*** Begin section ***

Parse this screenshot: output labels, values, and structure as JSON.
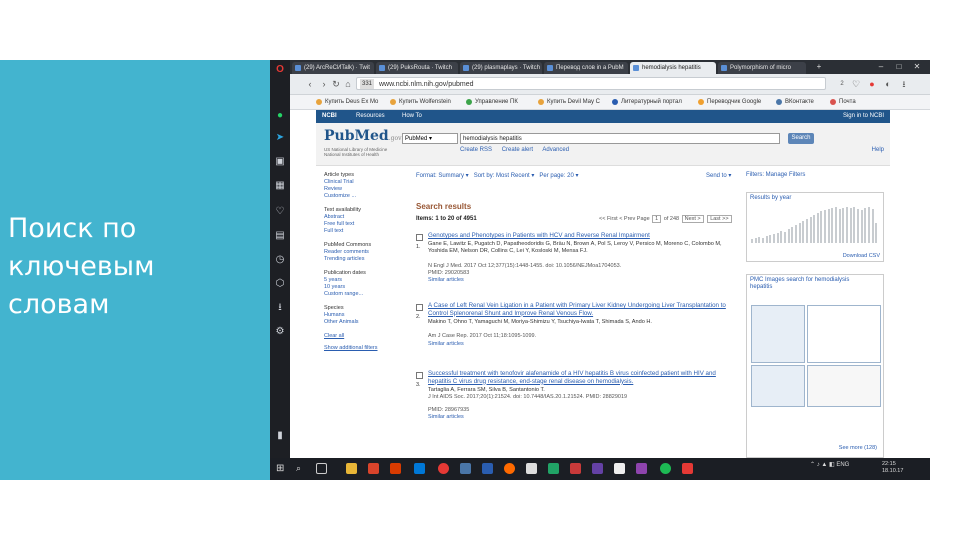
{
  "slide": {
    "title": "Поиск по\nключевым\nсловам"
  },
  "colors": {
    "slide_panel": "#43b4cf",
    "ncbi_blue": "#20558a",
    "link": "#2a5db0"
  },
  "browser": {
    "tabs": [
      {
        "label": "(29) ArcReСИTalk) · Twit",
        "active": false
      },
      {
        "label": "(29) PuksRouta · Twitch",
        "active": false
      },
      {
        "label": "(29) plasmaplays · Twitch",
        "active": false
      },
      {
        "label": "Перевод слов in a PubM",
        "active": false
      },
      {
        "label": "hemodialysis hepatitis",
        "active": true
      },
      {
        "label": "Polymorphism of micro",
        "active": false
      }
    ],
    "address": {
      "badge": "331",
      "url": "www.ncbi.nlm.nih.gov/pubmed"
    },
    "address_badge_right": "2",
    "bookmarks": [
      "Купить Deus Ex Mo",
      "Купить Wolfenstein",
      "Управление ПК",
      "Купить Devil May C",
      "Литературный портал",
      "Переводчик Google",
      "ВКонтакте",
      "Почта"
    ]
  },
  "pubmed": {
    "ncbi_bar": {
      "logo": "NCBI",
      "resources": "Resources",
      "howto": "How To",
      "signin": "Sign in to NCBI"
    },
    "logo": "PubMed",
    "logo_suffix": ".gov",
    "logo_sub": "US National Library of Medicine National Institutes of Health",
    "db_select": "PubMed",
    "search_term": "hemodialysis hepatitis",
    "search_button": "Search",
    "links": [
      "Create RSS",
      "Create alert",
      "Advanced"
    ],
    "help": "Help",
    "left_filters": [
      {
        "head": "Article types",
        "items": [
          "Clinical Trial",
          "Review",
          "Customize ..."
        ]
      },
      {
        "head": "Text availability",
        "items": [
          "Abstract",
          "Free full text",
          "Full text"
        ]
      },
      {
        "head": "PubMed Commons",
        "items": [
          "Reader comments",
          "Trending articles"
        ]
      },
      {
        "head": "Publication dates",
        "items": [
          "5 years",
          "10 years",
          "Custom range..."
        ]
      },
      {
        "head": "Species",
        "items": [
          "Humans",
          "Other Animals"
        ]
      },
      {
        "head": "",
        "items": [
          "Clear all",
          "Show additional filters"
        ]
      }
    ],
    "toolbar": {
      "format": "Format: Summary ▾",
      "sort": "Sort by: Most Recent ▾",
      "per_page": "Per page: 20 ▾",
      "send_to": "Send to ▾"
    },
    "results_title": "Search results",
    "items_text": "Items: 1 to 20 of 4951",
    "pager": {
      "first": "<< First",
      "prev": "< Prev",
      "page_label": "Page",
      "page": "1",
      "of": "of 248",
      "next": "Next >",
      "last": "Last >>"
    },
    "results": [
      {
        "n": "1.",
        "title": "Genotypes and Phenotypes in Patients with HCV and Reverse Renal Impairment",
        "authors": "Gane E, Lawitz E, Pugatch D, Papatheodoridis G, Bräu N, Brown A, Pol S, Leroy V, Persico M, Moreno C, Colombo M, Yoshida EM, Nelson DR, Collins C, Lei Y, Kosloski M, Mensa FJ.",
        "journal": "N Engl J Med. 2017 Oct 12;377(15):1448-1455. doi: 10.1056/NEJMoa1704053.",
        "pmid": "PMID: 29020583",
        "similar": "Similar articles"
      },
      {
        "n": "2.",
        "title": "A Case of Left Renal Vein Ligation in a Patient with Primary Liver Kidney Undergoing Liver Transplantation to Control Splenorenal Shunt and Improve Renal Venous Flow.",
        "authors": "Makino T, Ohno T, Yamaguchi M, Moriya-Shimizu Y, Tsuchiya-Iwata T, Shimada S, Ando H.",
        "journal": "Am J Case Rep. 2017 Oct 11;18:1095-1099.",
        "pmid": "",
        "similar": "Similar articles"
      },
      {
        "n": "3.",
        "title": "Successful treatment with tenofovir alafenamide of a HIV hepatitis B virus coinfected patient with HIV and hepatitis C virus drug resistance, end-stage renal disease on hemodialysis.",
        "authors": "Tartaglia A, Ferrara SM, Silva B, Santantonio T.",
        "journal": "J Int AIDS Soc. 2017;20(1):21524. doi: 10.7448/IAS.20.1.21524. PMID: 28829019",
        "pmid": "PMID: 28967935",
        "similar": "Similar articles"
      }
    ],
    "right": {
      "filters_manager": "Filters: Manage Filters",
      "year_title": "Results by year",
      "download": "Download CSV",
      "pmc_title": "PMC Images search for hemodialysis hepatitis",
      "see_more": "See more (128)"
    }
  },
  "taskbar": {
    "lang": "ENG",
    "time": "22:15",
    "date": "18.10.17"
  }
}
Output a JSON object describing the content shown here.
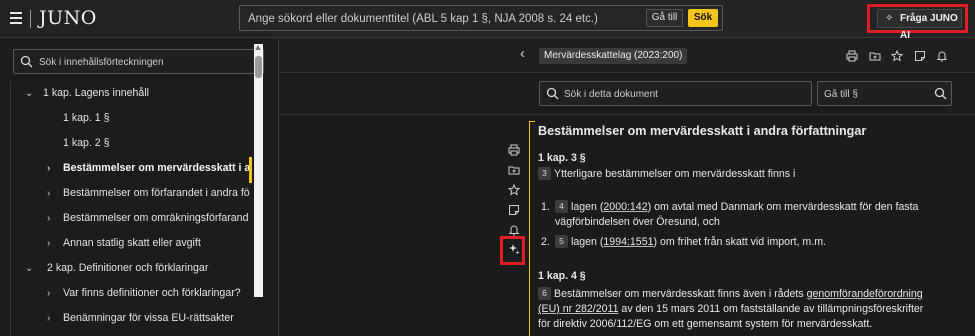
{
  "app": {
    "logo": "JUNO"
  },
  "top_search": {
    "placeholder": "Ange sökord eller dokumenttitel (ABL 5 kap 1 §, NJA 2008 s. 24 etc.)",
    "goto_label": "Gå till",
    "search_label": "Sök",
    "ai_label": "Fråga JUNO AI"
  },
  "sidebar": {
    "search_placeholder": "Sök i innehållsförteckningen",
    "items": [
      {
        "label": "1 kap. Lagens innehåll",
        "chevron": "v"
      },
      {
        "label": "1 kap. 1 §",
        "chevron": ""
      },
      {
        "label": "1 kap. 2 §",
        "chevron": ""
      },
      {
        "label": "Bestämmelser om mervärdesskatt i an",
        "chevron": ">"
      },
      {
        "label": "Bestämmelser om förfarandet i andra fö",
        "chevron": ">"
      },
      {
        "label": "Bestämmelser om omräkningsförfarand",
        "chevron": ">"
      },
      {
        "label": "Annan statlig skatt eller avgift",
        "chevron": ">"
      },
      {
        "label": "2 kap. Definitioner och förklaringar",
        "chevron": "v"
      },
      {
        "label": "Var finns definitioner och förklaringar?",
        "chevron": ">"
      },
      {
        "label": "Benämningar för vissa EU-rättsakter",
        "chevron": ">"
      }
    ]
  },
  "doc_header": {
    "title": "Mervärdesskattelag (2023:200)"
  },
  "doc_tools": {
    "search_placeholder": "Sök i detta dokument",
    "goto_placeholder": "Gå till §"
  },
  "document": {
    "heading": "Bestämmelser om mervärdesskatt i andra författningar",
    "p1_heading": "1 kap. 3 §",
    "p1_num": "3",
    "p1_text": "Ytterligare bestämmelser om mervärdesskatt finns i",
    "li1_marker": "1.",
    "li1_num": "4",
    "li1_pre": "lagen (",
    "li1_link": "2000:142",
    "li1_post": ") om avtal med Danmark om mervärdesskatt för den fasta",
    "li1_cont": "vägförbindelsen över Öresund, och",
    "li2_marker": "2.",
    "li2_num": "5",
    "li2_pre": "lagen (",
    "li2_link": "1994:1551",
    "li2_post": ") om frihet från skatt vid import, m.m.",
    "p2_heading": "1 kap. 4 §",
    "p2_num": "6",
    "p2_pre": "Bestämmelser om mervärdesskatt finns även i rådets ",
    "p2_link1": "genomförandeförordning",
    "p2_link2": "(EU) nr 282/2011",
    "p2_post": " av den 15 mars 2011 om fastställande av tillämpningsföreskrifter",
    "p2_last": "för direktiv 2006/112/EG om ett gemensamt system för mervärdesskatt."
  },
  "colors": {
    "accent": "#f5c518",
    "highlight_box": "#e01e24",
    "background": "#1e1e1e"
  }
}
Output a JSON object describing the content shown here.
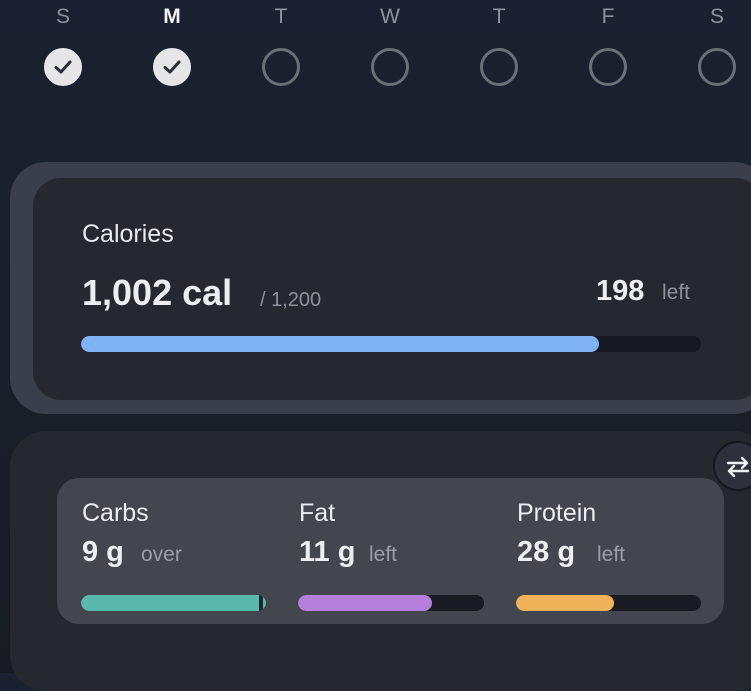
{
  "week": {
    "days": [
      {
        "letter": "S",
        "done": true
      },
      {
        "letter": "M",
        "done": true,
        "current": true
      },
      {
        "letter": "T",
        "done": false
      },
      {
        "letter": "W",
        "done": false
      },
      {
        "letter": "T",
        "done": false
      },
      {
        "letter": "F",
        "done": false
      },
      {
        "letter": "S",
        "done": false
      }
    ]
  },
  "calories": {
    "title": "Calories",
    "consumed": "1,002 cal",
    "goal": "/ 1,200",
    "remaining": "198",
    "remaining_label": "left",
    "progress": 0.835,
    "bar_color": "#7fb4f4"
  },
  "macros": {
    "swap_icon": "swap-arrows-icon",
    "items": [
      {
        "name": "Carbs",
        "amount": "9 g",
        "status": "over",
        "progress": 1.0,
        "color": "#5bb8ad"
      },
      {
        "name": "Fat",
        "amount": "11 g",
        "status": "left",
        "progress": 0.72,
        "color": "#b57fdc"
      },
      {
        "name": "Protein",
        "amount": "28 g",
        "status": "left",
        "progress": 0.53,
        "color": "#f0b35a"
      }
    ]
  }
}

*** End section ***

**PROBLEM REQUIREMENTS**: Please copy every line from the entries that includes the word "finns".

**REPLY TO THE EXERCISE**:
        "label": "Var finns definitioner och förklaringar?",
    "p1_text": "Ytterligare bestämmelser om mervärdesskatt finns i",
    "p2_pre": "Bestämmelser om mervärdesskatt finns även i rådets ",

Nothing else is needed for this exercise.